» GOAL OF THE EXERCISE
Below are some records; return each one exactly.

» INPUT MATERIAL
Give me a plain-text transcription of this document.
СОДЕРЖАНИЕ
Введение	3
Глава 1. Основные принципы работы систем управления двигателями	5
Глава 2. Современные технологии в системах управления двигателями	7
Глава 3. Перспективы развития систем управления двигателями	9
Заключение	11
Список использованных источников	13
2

» ANSWER FOR THIS EXERCISE
Give me a plain-text transcription of this document.
СОДЕРЖАНИЕ
Введение	3
Глава 1. Основные принципы работы систем управления двигателями	5
Глава 2. Современные технологии в системах управления двигателями	7
Глава 3. Перспективы развития систем управления двигателями	9
Заключение	11
Список использованных источников	13
2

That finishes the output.